[Saved data entries]
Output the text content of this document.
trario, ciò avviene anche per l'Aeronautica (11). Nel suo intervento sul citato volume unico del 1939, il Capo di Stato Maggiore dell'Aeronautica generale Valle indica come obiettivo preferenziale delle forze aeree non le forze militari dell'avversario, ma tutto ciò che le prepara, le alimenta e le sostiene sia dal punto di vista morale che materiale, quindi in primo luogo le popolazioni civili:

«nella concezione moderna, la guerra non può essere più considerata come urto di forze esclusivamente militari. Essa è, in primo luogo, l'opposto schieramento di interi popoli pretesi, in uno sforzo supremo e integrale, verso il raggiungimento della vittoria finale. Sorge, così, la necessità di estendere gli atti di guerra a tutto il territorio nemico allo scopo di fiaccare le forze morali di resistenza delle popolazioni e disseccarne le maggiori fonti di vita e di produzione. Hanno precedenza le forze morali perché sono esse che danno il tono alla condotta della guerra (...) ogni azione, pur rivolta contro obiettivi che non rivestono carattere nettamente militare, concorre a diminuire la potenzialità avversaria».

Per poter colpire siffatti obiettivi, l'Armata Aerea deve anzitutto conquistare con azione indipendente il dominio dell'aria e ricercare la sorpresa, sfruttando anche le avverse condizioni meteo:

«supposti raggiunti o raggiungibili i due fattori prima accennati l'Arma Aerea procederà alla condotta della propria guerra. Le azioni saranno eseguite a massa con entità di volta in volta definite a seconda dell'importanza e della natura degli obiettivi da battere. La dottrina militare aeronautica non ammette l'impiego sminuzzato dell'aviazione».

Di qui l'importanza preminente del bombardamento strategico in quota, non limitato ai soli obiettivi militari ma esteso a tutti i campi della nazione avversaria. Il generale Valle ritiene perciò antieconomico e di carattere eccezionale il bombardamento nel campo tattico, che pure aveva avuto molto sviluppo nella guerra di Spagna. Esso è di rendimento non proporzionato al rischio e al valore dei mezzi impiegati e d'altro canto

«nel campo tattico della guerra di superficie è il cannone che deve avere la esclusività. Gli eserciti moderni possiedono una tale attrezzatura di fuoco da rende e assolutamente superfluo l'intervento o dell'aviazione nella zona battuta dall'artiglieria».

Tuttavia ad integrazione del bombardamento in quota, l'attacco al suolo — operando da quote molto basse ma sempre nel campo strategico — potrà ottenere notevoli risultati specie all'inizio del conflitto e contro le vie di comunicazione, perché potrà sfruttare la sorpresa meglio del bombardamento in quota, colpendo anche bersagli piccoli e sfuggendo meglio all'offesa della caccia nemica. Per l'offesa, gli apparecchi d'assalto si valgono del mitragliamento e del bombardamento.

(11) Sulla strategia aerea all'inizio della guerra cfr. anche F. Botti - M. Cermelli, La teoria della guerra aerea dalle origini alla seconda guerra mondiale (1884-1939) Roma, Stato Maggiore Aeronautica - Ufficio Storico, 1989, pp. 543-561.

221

Short task » Go through the material above line by line and copy it exactly.

Reply »
Output the text content of this document.
trario, ciò avviene anche per l'Aeronautica (11). Nel suo intervento sul citato volume unico del 1939, il Capo di Stato Maggiore dell'Aeronautica generale Valle indica come obiettivo preferenziale delle forze aeree non le forze militari dell'avversario, ma tutto ciò che le prepara, le alimenta e le sostiene sia dal punto di vista morale che materiale, quindi in primo luogo le popolazioni civili:

«nella concezione moderna, la guerra non può essere più considerata come urto di forze esclusivamente militari. Essa è, in primo luogo, l'opposto schieramento di interi popoli pretesi, in uno sforzo supremo e integrale, verso il raggiungimento della vittoria finale. Sorge, così, la necessità di estendere gli atti di guerra a tutto il territorio nemico allo scopo di fiaccare le forze morali di resistenza delle popolazioni e disseccarne le maggiori fonti di vita e di produzione. Hanno precedenza le forze morali perché sono esse che danno il tono alla condotta della guerra (...) ogni azione, pur rivolta contro obiettivi che non rivestono carattere nettamente militare, concorre a diminuire la potenzialità avversaria».

Per poter colpire siffatti obiettivi, l'Armata Aerea deve anzitutto conquistare con azione indipendente il dominio dell'aria e ricercare la sorpresa, sfruttando anche le avverse condizioni meteo:

«supposti raggiunti o raggiungibili i due fattori prima accennati l'Arma Aerea procederà alla condotta della propria guerra. Le azioni saranno eseguite a massa con entità di volta in volta definite a seconda dell'importanza e della natura degli obiettivi da battere. La dottrina militare aeronautica non ammette l'impiego sminuzzato dell'aviazione».

Di qui l'importanza preminente del bombardamento strategico in quota, non limitato ai soli obiettivi militari ma esteso a tutti i campi della nazione avversaria. Il generale Valle ritiene perciò antieconomico e di carattere eccezionale il bombardamento nel campo tattico, che pure aveva avuto molto sviluppo nella guerra di Spagna. Esso è di rendimento non proporzionato al rischio e al valore dei mezzi impiegati e d'altro canto

«nel campo tattico della guerra di superficie è il cannone che deve avere la esclusività. Gli eserciti moderni possiedono una tale attrezzatura di fuoco da rende e assolutamente superfluo l'intervento o dell'aviazione nella zona battuta dall'artiglieria».

Tuttavia ad integrazione del bombardamento in quota, l'attacco al suolo — operando da quote molto basse ma sempre nel campo strategico — potrà ottenere notevoli risultati specie all'inizio del conflitto e contro le vie di comunicazione, perché potrà sfruttare la sorpresa meglio del bombardamento in quota, colpendo anche bersagli piccoli e sfuggendo meglio all'offesa della caccia nemica. Per l'offesa, gli apparecchi d'assalto si valgono del mitragliamento e del bombardamento.

(11) Sulla strategia aerea all'inizio della guerra cfr. anche F. Botti - M. Cermelli, La teoria della guerra aerea dalle origini alla seconda guerra mondiale (1884-1939) Roma, Stato Maggiore Aeronautica - Ufficio Storico, 1989, pp. 543-561.

221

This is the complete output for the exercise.